##### THE INPUT #####

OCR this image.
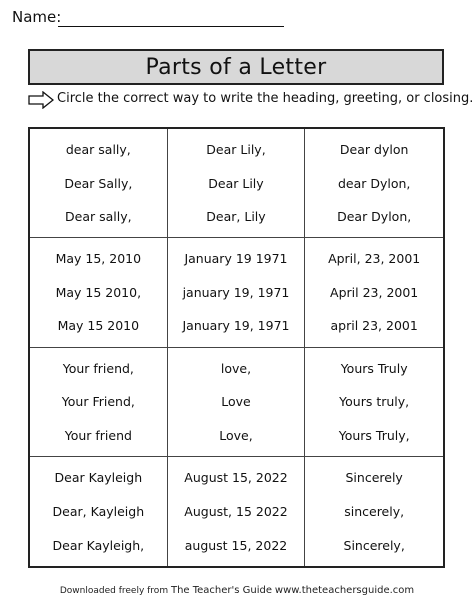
Name:
Parts of a Letter
Circle the correct way to write the heading, greeting, or closing.
dear sally,
Dear Sally,
Dear sally,
Dear Lily,
Dear Lily
Dear, Lily
Dear dylon
dear Dylon,
Dear Dylon,
May 15, 2010
May 15 2010,
May 15 2010
January 19 1971
january 19, 1971
January 19, 1971
April, 23, 2001
April 23, 2001
april 23, 2001
Your friend,
Your Friend,
Your friend
love,
Love
Love,
Yours Truly
Yours truly,
Yours Truly,
Dear Kayleigh
Dear, Kayleigh
Dear Kayleigh,
August 15, 2022
August, 15 2022
august 15, 2022
Sincerely
sincerely,
Sincerely,
Downloaded freely from The Teacher's Guide www.theteachersguide.com
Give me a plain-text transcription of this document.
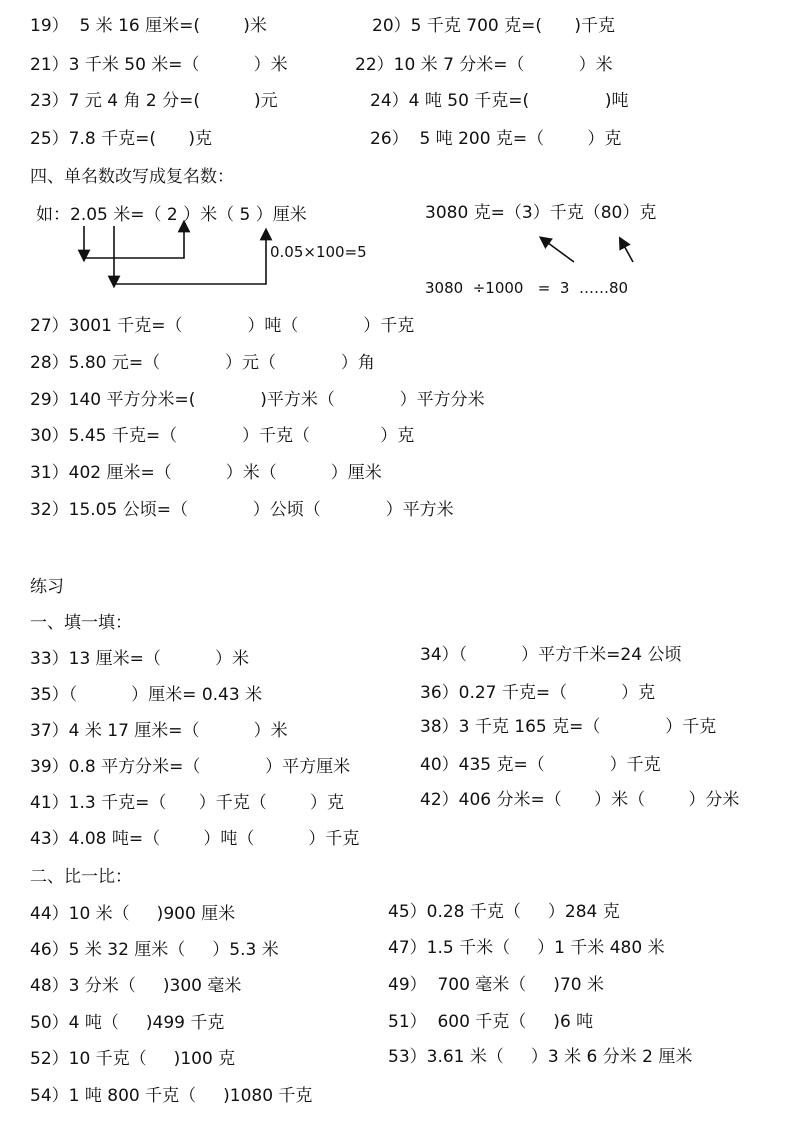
19）  5 米 16 厘米=(        )米	20）5 千克 700 克=(      )千克

21）3 千米 50 米=（          ）米	22）10 米 7 分米=（          ）米

23）7 元 4 角 2 分=(          )元	24）4 吨 50 千克=(              )吨

25）7.8 千克=(      )克	26）  5 吨 200 克=（        ）克

四、单名数改写成复名数：

如：2.05 米=（ 2 ）米（ 5 ）厘米

0.05×100=5

3080 克=（3）千克（80）克

3080  ÷1000   =  3  ……80

27）3001 千克=（            ）吨（            ）千克

28）5.80 元=（            ）元（            ）角

29）140 平方分米=(            )平方米（            ）平方分米

30）5.45 千克=（            ）千克（             ）克

31）402 厘米=（          ）米（          ）厘米

32）15.05 公顷=（            ）公顷（            ）平方米

练习

一、填一填：

33）13 厘米=（          ）米	34）（          ）平方千米=24 公顷

35）（          ）厘米= 0.43 米	36）0.27 千克=（          ）克

37）4 米 17 厘米=（          ）米	38）3 千克 165 克=（            ）千克

39）0.8 平方分米=（            ）平方厘米	40）435 克=（            ）千克

41）1.3 千克=（      ）千克（        ）克	42）406 分米=（      ）米（        ）分米

43）4.08 吨=（        ）吨（          ）千克

二、比一比：

44）10 米（     )900 厘米	45）0.28 千克（     ）284 克

46）5 米 32 厘米（     ）5.3 米	47）1.5 千米（     ）1 千米 480 米

48）3 分米（     )300 毫米	49）  700 毫米（     )70 米

50）4 吨（     )499 千克	51）  600 千克（     )6 吨

52）10 千克（     )100 克	53）3.61 米（     ）3 米 6 分米 2 厘米

54）1 吨 800 千克（     )1080 千克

#####

TASK TO COMPLETE: Reproduce the entries exactly. Do not carry over any picture.

RESPONSE:
OCR this image.
Name:
Parts of a Letter
Circle the correct way to write the heading, greeting, or closing.
dear sally,
Dear Sally,
Dear sally,
Dear Lily,
Dear Lily
Dear, Lily
Dear dylon
dear Dylon,
Dear Dylon,
May 15, 2010
May 15 2010,
May 15 2010
January 19 1971
january 19, 1971
January 19, 1971
April, 23, 2001
April 23, 2001
april 23, 2001
Your friend,
Your Friend,
Your friend
love,
Love
Love,
Yours Truly
Yours truly,
Yours Truly,
Dear Kayleigh
Dear, Kayleigh
Dear Kayleigh,
August 15, 2022
August, 15 2022
august 15, 2022
Sincerely
sincerely,
Sincerely,
Downloaded freely from The Teacher's Guide www.theteachersguide.com
Give me a plain-text transcription of this document.
19）  5 米 16 厘米=(        )米	20）5 千克 700 克=(      )千克

21）3 千米 50 米=（          ）米	22）10 米 7 分米=（          ）米

23）7 元 4 角 2 分=(          )元	24）4 吨 50 千克=(              )吨

25）7.8 千克=(      )克	26）  5 吨 200 克=（        ）克

四、单名数改写成复名数：

如：2.05 米=（ 2 ）米（ 5 ）厘米

0.05×100=5

3080 克=（3）千克（80）克

3080  ÷1000   =  3  ……80

27）3001 千克=（            ）吨（            ）千克

28）5.80 元=（            ）元（            ）角

29）140 平方分米=(            )平方米（            ）平方分米

30）5.45 千克=（            ）千克（             ）克

31）402 厘米=（          ）米（          ）厘米

32）15.05 公顷=（            ）公顷（            ）平方米

练习

一、填一填：

33）13 厘米=（          ）米	34）（          ）平方千米=24 公顷

35）（          ）厘米= 0.43 米	36）0.27 千克=（          ）克

37）4 米 17 厘米=（          ）米	38）3 千克 165 克=（            ）千克

39）0.8 平方分米=（            ）平方厘米	40）435 克=（            ）千克

41）1.3 千克=（      ）千克（        ）克	42）406 分米=（      ）米（        ）分米

43）4.08 吨=（        ）吨（          ）千克

二、比一比：

44）10 米（     )900 厘米	45）0.28 千克（     ）284 克

46）5 米 32 厘米（     ）5.3 米	47）1.5 千米（     ）1 千米 480 米

48）3 分米（     )300 毫米	49）  700 毫米（     )70 米

50）4 吨（     )499 千克	51）  600 千克（     )6 吨

52）10 千克（     )100 克	53）3.61 米（     ）3 米 6 分米 2 厘米

54）1 吨 800 千克（     )1080 千克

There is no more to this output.